===== Tekstfragment
Boekbespreking

Populair wetenschappelijke detective sust doelgroep in slaap

door Maurice Schaeken
In boeken lijkt het zo simpel. Na het bekijken van de aanwijzingen trekt de speurder eens aan z’n baard, zuigt aan z’n pijp, wrijft langs z’n neus en voila... case closed. Het motief, de dader, de kleur van zijn auto en zijn lievelingsgerecht ontspruiten aan het brein van de detective. De snoodaard rest niets anders dan bekennen. Rechercheurs van tegenwoordig moeten wat meer doen. De misdaad blijft immers ook niet stilzitten. Bovendien moeten zij de zaak ook nog eens bewijzen. In Bloed, zweet en kogels probeert Hans Post een beeld te schetsen van de huidige wetenschappelijke methoden die de politie ter beschikking staan.
‘Boswachter Slootweg kent zijn bos door en door. Nog voor hij zich het echt realiseerde, wist hij al dat er op het open plekje iets niet klopte. Het kleine heuveltje, gecamoufleerd met wat takken, zou een toevallige wandelaar niet zijn opgevallen. Slootweg wist echter dat het er niet was geweest, toen hij hier enkele maanden geleden voor het laatst was langsgekomen.’ Na een beetje spitwerk zou de nijvere boswachter er achter komen dat hier het langgezochte lijk van Susan Fokker lag.
Hans Post goot zijn populair-wetenschappelijk boek over moderne opsporingstechnieken in de vorm van een aantal kinderlijke detective-verhalen. Als hoofdpersonen figureren de rechercheurs van bureau Doornburg, een fictieve stad in het al even fictieve Rivierengebied. Het echte Gerechtelijk Laboratorium in Rijswijk speelt de held achter de schermen. Onvermijdelijk roepen de Doornburgse speurders de hulp in van de wetenschappers op het lab.
Het geval ‘Susan Fokker’ bleef voor de politie een open dossier. De verdenking ging uit naar haar vriend, maar ze konden hem niks maken. De vriend bleef immers volhouden dat zij er met een ander tussenuit geknepen was, en de rechercheurs uit Doornburg konden zijn schuld niet bewijzen. Uiteindelijk loste het gerechtelijk laboratorium de zaak op. Het camouflage-materiaal op het graf deed de dader de das om. Deze takken bleken namelijk geknipt met de rozenschaar van de verdachte. Geconfronteerd met de resultaten van het onderzoek bekende hij de moord.
==========
===== Aangeleverd materiaal
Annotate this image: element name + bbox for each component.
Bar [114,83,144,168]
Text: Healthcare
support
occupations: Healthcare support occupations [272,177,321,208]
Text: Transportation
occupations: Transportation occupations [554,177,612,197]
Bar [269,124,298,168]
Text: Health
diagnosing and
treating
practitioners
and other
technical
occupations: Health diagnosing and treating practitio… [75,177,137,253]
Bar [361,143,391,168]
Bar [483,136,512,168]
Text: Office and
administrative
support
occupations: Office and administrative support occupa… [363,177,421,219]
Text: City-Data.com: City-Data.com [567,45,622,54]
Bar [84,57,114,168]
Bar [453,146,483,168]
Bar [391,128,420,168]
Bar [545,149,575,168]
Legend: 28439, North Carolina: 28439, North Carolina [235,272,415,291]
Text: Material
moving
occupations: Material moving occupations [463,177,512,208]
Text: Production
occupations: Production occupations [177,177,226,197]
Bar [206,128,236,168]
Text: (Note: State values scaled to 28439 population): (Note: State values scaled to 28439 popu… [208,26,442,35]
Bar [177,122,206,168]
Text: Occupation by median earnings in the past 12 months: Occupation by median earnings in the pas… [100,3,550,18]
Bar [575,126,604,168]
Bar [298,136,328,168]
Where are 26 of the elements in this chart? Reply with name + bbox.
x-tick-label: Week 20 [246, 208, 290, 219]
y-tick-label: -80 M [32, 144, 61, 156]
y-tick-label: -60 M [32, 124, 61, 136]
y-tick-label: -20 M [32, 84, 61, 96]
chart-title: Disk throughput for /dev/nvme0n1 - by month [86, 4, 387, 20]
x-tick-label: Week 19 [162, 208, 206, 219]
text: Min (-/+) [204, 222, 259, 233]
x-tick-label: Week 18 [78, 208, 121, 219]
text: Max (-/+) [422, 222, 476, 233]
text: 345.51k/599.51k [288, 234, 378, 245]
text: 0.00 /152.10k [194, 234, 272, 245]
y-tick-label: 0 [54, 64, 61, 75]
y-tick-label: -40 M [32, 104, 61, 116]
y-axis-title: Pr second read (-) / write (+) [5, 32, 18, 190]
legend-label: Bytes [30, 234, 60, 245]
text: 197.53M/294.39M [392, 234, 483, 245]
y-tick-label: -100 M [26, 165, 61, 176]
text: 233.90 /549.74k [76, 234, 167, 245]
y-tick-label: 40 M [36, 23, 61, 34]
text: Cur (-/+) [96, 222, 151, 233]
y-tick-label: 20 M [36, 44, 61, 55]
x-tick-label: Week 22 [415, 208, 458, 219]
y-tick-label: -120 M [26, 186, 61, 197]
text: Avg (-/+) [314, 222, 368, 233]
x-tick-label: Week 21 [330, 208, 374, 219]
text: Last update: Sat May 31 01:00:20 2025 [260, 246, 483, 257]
==========
Wat je doet:
1 – Zet de alinea uit de boekbespreking die begint met "Hans Post goot zijn" om in een korte opsomming, met behoud van de belangrijkste feiten.
2 – Welk bestaand laboratorium speelt volgens de boekbespreking de held achter de schermen?
3 – Schrijf de boekbespreking verder, te beginnen na de laatste zin.

Antwoorden per opdracht:
1 –
- Hans Post verwerkte zijn populair-wetenschappelijke boek over moderne opsporingstechnieken in een reeks kinderlijke detectiveverhalen.
- De hoofdpersonen zijn de rechercheurs van bureau Doornburg, een fictieve stad in het eveneens fictieve Rivierengebied.
- Het echte Gerechtelijk Laboratorium in Rijswijk is de held achter de schermen; de speurders roepen telkens de hulp in van de wetenschappers daar.

2 – Het Gerechtelijk Laboratorium in Rijswijk.

3 –
Karel V
Gerechtelijk onderzoek en de politie lopen al geruime tijd hand in hand bij het oplossen van misdaden. Koning Karel V vaardigde in 1532 al een wet uit om deze samenwerking te bekrachtigen. Hij legde vast dat ter voorlichting van justitie bij moorden en andere zware misdrijven een gerechtelijk onderzoek diende te worden ingesteld. Een eeuw later konden studenten in Leipzig terecht voor het vak gerechtelijke geneeskunde. De voortschrijdende wetenschap bood steeds meer technieken die de politie kon helpen bij haar onderzoek. Chromatografie en spectrografie maakten de ‘ideale gifmoord’ steeds onwaarschijnlijker. Het academische bloedonderzoek ontwikkelde methoden die ook justitie van pas kwamen. Sommige technieken werden daarentegen speciaal voor de misdaadbestijding ontwikkeld, zoals bijvoorbeeld de dactyloscopie (vingerafdrukkenonderzoek) en forensische ballistiek (kogel- en vuurwapenafdrukkenonderzoek).

Trucendoos
Zweden liep voorop met de opening van een nationaal gerechtelijk laboratorium in 1872. Nederland volgde pas veel later. Bureaucratie, verlangen naar consensus en -uiteraard- financiële problemen vertraagden de oprichting van een soortgelijk instituut. Pas na de Tweede Wereldoorlog kan het Nederlands gerechtelijk lab haar deuren openen.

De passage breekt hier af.